WHAT THIS TASK INVOLVES -> Only the number is wanted: tally the lines below that contain the word "JSON".

ROWS ->
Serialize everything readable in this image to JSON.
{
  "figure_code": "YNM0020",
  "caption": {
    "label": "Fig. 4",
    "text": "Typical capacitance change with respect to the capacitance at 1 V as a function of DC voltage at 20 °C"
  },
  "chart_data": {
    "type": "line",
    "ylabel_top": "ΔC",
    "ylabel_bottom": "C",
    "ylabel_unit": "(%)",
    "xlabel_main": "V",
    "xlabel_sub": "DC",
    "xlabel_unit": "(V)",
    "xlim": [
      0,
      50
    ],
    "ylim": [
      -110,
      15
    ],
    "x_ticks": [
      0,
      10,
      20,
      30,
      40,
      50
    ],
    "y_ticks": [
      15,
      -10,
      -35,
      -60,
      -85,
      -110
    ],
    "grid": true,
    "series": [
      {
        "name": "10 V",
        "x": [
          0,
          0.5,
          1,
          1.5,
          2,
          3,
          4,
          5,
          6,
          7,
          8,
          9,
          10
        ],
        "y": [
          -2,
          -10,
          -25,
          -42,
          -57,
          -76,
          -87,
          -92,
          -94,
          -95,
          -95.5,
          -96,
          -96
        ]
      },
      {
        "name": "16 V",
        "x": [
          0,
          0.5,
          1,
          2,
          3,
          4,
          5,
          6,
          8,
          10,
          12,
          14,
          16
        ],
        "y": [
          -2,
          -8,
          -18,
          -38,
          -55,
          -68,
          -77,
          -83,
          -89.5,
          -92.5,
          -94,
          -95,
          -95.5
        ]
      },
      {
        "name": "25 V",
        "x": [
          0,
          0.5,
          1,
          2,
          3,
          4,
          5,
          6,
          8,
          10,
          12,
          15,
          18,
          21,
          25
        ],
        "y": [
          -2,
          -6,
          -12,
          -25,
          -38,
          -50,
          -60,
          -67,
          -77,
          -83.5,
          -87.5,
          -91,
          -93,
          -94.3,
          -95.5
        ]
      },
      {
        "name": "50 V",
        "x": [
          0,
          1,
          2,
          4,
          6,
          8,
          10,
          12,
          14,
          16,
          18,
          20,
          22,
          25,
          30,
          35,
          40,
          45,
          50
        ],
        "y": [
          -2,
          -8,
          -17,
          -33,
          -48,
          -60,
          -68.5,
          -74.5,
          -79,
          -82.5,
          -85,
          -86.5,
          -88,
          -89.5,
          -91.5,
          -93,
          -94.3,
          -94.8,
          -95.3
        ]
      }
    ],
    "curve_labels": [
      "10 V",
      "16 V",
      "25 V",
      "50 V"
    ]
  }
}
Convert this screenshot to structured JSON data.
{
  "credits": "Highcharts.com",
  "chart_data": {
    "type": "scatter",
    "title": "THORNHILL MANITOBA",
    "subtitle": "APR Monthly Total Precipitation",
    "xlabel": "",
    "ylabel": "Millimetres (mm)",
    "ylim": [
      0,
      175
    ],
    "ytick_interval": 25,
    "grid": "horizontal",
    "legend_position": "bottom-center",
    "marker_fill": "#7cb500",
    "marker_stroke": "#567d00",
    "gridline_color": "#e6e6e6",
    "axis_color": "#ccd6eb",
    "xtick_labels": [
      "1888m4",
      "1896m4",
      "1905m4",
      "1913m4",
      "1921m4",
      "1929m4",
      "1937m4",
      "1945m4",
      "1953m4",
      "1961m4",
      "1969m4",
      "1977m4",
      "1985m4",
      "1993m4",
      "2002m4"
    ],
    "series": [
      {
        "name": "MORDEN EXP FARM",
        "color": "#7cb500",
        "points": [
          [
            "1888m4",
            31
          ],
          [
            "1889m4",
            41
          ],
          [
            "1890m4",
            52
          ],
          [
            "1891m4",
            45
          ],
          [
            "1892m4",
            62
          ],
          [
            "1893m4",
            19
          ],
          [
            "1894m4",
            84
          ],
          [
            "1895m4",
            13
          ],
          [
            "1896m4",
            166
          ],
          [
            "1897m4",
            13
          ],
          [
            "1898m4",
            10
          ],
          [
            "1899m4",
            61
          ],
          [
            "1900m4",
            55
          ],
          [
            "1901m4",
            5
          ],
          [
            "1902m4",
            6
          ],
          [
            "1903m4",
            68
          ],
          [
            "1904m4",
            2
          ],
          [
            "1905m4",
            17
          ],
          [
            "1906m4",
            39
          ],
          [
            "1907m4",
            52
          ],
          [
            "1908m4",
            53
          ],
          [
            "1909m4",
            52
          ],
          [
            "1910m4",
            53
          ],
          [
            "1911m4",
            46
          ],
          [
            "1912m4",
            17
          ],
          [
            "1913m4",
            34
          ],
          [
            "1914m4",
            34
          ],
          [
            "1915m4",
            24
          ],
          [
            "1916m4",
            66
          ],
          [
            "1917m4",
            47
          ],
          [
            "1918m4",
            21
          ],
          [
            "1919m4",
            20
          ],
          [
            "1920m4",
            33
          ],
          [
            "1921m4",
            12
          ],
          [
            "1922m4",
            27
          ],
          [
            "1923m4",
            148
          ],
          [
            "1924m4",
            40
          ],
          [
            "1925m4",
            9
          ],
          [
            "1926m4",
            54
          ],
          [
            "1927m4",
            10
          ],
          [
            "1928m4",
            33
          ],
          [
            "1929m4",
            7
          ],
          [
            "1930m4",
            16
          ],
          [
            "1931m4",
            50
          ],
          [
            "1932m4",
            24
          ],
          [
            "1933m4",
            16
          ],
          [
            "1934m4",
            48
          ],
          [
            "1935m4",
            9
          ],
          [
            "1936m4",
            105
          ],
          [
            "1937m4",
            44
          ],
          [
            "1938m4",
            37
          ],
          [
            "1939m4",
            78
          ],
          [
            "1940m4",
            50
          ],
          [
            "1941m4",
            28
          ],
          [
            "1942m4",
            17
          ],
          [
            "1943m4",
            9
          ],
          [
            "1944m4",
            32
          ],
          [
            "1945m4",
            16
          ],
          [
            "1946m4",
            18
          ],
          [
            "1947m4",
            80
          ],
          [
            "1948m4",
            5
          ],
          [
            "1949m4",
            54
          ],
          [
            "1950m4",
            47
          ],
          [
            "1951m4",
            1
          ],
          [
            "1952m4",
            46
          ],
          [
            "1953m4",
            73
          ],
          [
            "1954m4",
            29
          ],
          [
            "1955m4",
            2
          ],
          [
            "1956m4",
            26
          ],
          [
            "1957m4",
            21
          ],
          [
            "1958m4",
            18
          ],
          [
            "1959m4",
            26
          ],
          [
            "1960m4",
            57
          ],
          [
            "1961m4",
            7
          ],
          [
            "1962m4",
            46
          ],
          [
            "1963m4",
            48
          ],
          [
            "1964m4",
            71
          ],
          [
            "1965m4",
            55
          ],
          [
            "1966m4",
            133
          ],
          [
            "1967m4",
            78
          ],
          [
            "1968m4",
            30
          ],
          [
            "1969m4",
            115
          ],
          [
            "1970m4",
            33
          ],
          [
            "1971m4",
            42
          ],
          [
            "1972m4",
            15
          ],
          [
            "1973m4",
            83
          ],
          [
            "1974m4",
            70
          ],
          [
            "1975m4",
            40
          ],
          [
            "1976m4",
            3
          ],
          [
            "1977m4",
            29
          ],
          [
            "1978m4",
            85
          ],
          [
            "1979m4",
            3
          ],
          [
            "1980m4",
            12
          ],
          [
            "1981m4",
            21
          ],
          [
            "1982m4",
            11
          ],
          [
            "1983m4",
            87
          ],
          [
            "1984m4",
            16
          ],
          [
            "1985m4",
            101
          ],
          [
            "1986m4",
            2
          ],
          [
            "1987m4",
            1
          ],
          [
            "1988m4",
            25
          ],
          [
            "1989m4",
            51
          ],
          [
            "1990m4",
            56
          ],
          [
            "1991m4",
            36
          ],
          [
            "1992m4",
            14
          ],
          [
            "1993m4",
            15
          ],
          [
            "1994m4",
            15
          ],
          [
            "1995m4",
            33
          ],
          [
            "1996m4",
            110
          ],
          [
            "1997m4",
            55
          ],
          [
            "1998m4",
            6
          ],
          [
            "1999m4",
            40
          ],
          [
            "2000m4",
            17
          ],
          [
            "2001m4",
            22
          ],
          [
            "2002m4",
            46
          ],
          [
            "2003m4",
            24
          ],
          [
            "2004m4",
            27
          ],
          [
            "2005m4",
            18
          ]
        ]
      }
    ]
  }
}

SOLUTION FOR THIS TASK -> 2